--- DATA IN THIS EXERCISE ---
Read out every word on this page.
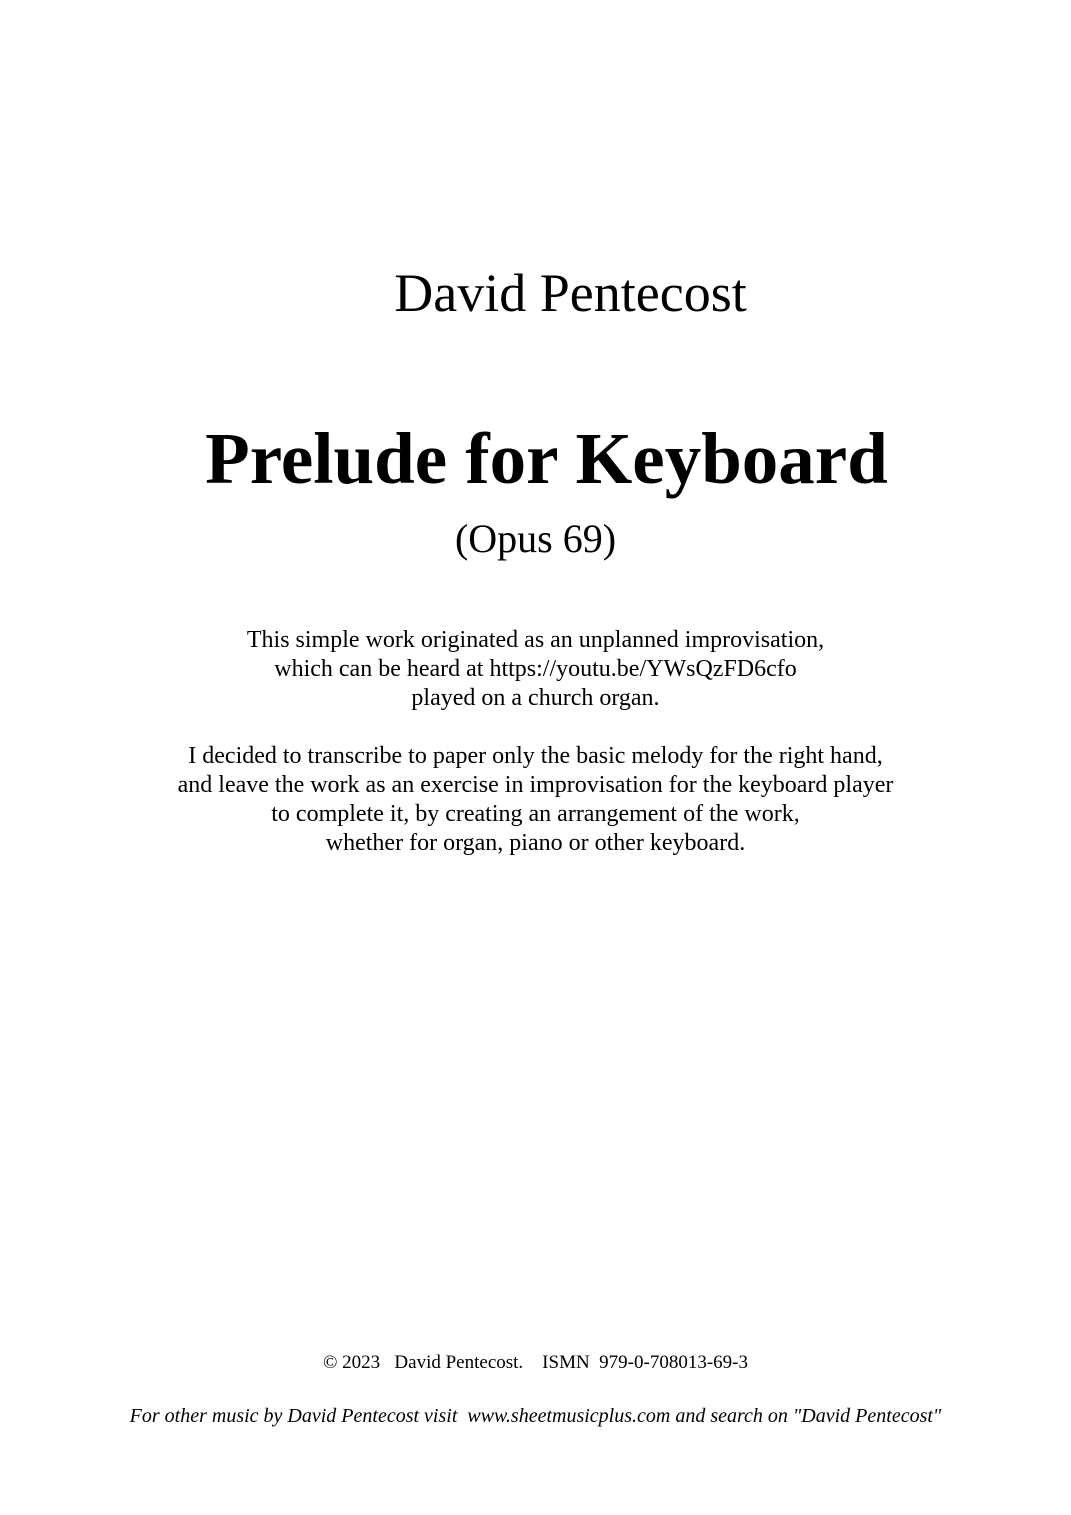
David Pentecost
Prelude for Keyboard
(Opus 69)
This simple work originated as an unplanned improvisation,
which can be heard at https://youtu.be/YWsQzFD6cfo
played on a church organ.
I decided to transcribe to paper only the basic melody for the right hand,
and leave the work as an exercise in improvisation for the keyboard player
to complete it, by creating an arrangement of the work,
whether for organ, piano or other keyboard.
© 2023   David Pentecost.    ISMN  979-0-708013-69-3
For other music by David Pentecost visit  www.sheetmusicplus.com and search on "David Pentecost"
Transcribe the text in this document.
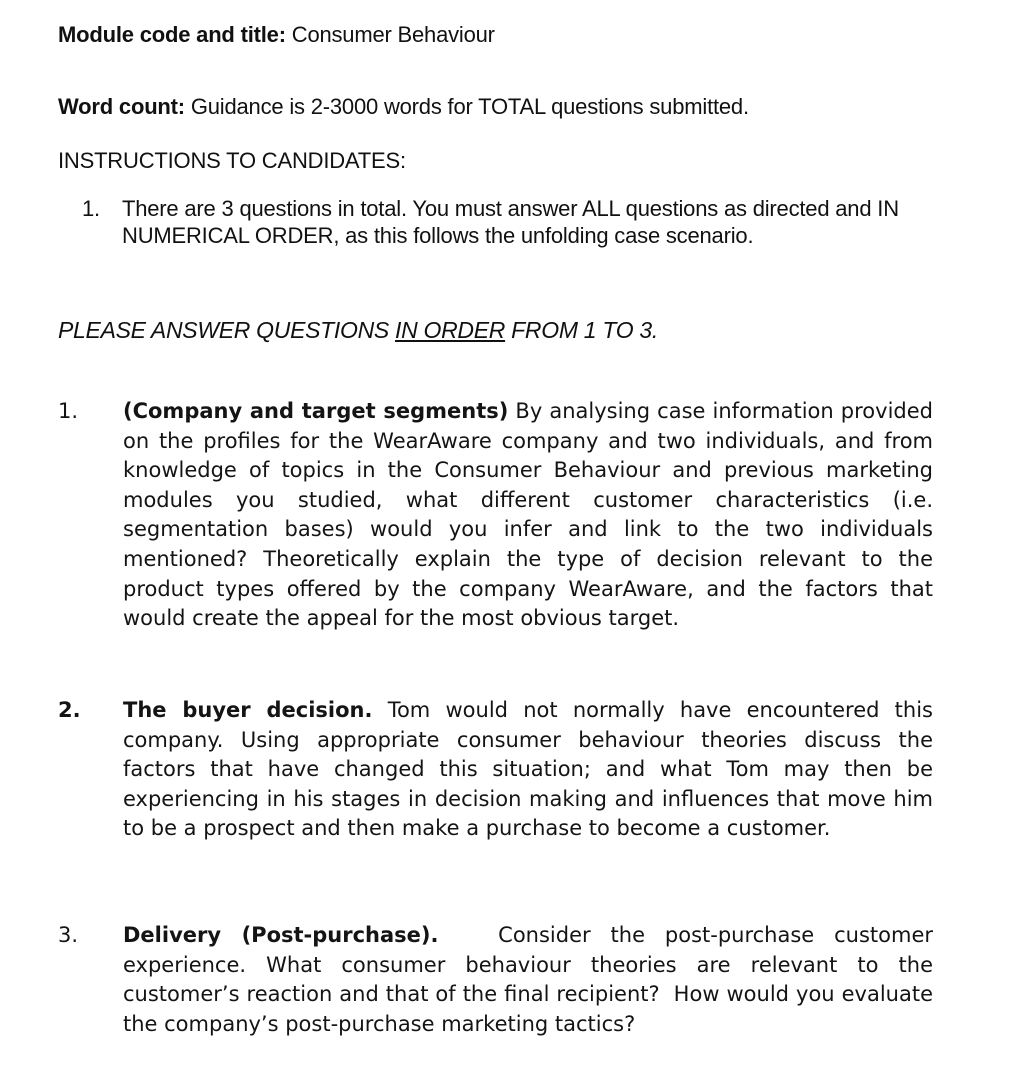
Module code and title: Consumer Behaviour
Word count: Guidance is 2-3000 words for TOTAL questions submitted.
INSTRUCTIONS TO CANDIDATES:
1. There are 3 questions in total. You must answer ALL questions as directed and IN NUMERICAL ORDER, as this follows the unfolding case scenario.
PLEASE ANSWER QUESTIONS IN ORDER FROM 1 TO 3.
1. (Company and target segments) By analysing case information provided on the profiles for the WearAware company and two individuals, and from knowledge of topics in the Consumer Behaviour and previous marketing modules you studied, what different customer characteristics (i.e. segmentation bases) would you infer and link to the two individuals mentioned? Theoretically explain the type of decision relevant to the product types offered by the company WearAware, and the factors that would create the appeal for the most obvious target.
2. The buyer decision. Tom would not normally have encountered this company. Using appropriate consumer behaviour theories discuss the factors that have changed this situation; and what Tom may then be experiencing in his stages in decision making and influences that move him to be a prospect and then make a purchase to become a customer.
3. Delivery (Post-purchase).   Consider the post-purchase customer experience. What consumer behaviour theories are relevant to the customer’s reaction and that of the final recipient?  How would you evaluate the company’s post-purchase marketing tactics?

--- STATED TASK ---
Write the listing above out again exactly, dropping each image.

--- CORRECT RESPONSE ---
Read out every word on this page.
David Pentecost
Prelude for Keyboard
(Opus 69)
This simple work originated as an unplanned improvisation,
which can be heard at https://youtu.be/YWsQzFD6cfo
played on a church organ.
I decided to transcribe to paper only the basic melody for the right hand,
and leave the work as an exercise in improvisation for the keyboard player
to complete it, by creating an arrangement of the work,
whether for organ, piano or other keyboard.
© 2023   David Pentecost.    ISMN  979-0-708013-69-3
For other music by David Pentecost visit  www.sheetmusicplus.com and search on "David Pentecost"
Transcribe the text in this document.
Module code and title: Consumer Behaviour
Word count: Guidance is 2-3000 words for TOTAL questions submitted.
INSTRUCTIONS TO CANDIDATES:
1. There are 3 questions in total. You must answer ALL questions as directed and IN NUMERICAL ORDER, as this follows the unfolding case scenario.
PLEASE ANSWER QUESTIONS IN ORDER FROM 1 TO 3.
1. (Company and target segments) By analysing case information provided on the profiles for the WearAware company and two individuals, and from knowledge of topics in the Consumer Behaviour and previous marketing modules you studied, what different customer characteristics (i.e. segmentation bases) would you infer and link to the two individuals mentioned? Theoretically explain the type of decision relevant to the product types offered by the company WearAware, and the factors that would create the appeal for the most obvious target.
2. The buyer decision. Tom would not normally have encountered this company. Using appropriate consumer behaviour theories discuss the factors that have changed this situation; and what Tom may then be experiencing in his stages in decision making and influences that move him to be a prospect and then make a purchase to become a customer.
3. Delivery (Post-purchase).   Consider the post-purchase customer experience. What consumer behaviour theories are relevant to the customer’s reaction and that of the final recipient?  How would you evaluate the company’s post-purchase marketing tactics?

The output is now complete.